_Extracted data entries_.
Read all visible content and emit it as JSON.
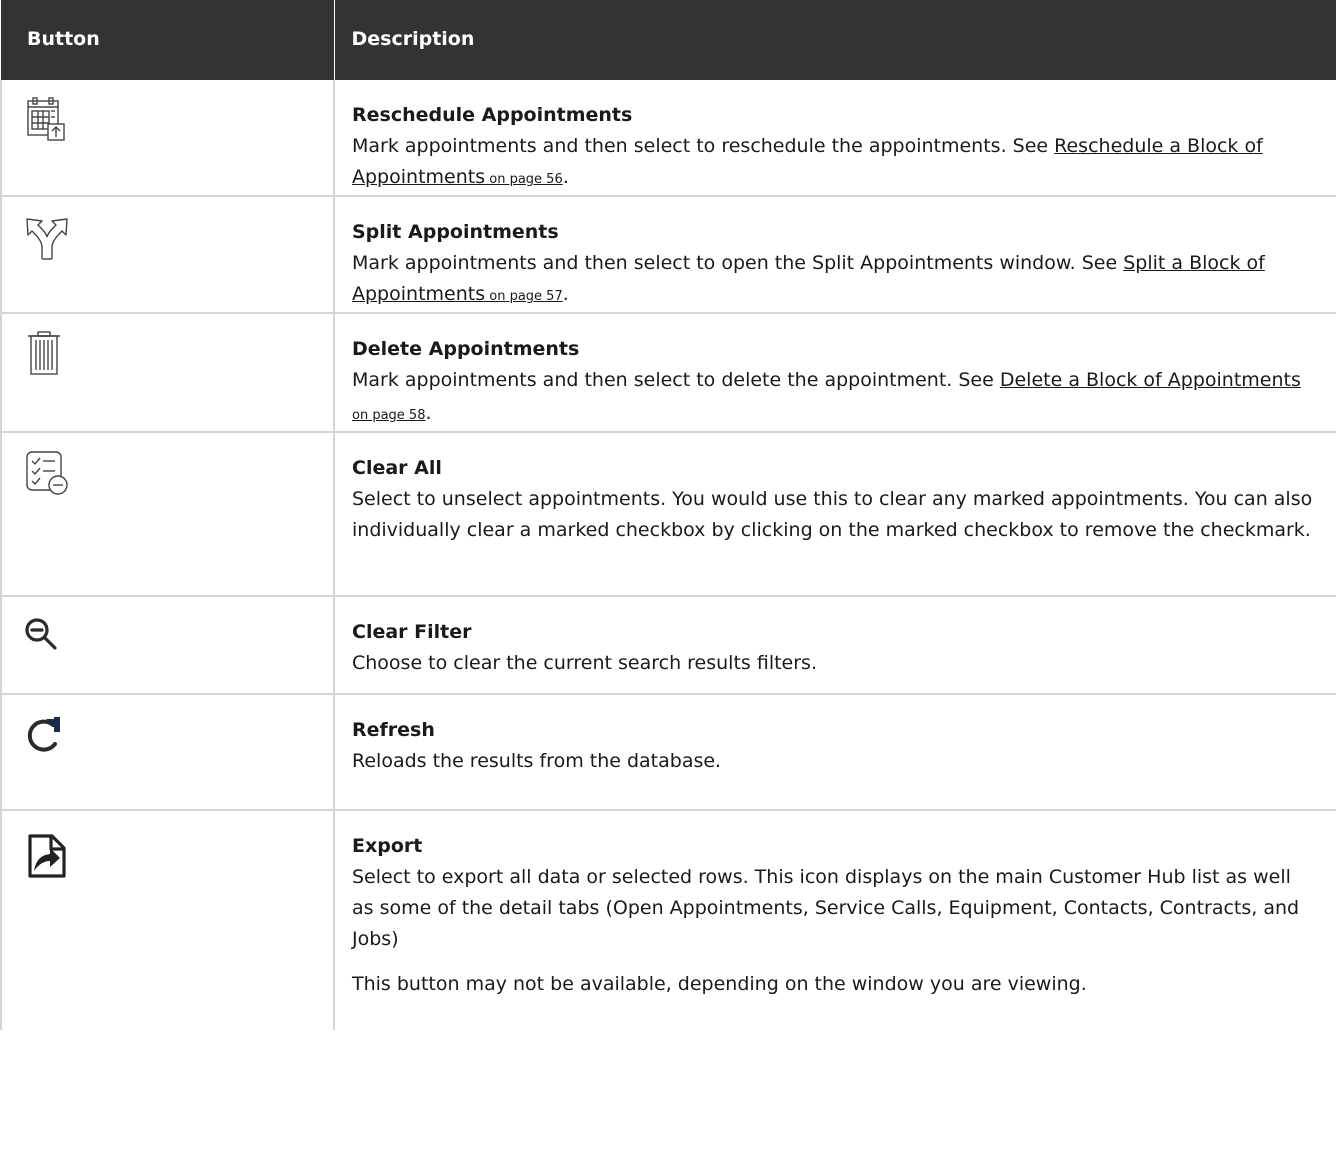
{
  "header": {
    "col1": "Button",
    "col2": "Description"
  },
  "rows": [
    {
      "icon": "calendar-reschedule-icon",
      "title": "Reschedule Appointments",
      "text": "Mark appointments and then select to reschedule the appointments. See ",
      "link": "Reschedule a Block of Appointments",
      "page": " on page 56",
      "end": "."
    },
    {
      "icon": "split-arrows-icon",
      "title": "Split Appointments",
      "text": "Mark appointments and then select to open the Split Appointments window. See ",
      "link": "Split a Block of Appointments",
      "page": " on page 57",
      "end": "."
    },
    {
      "icon": "trash-icon",
      "title": "Delete Appointments",
      "text": "Mark appointments and then select to delete the appointment. See ",
      "link": "Delete a Block of Appointments",
      "page": " on page 58",
      "end": "."
    },
    {
      "icon": "checklist-clear-icon",
      "title": "Clear All",
      "text": "Select to unselect appointments. You would use this to clear any marked appointments. You can also individually clear a marked checkbox by clicking on the marked checkbox to remove the checkmark."
    },
    {
      "icon": "zoom-out-icon",
      "title": "Clear Filter",
      "text": "Choose to clear the current search results filters."
    },
    {
      "icon": "refresh-icon",
      "title": "Refresh",
      "text": "Reloads the results from the database."
    },
    {
      "icon": "export-icon",
      "title": "Export",
      "text": "Select to export all data or selected rows. This icon displays on the main Customer Hub list as well as some of the detail tabs (Open Appointments, Service Calls, Equipment, Contacts, Contracts, and Jobs)",
      "note": "This button may not be available, depending on the window you are viewing."
    }
  ]
}
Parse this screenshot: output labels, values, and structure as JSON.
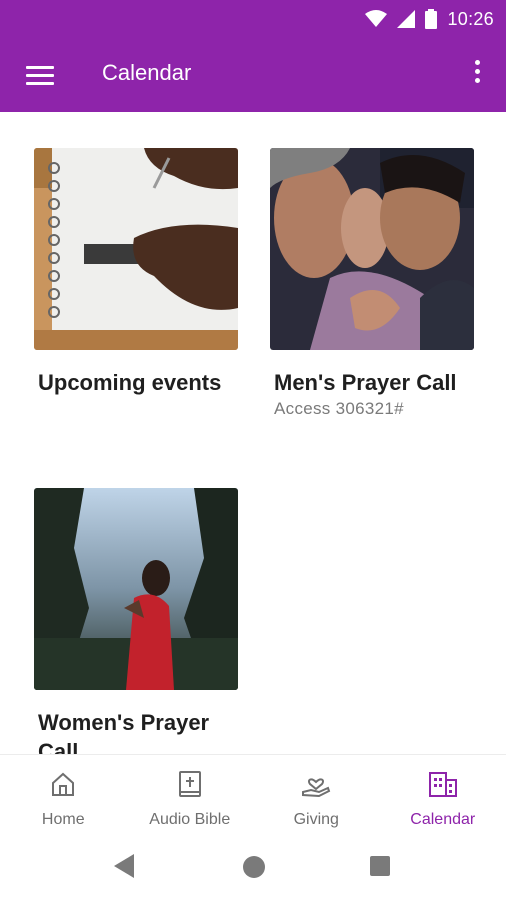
{
  "status_bar": {
    "time": "10:26"
  },
  "app_bar": {
    "title": "Calendar"
  },
  "cards": [
    {
      "title": "Upcoming events",
      "subtitle": ""
    },
    {
      "title": "Men's Prayer Call",
      "subtitle": "Access 306321#"
    },
    {
      "title": "Women's Prayer Call",
      "subtitle": ""
    }
  ],
  "bottom_nav": {
    "items": [
      {
        "label": "Home",
        "icon": "home-icon"
      },
      {
        "label": "Audio Bible",
        "icon": "bible-icon"
      },
      {
        "label": "Giving",
        "icon": "giving-icon"
      },
      {
        "label": "Calendar",
        "icon": "calendar-icon",
        "active": true
      }
    ]
  },
  "colors": {
    "primary": "#8e24aa",
    "inactive": "#6f6f6f"
  }
}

_To do_. In the material above, find the lines that contain "JSON" and show them.

_Complete answer_.
Read all visible content and emit it as JSON.
Parse this screenshot: output labels, values, and structure as JSON.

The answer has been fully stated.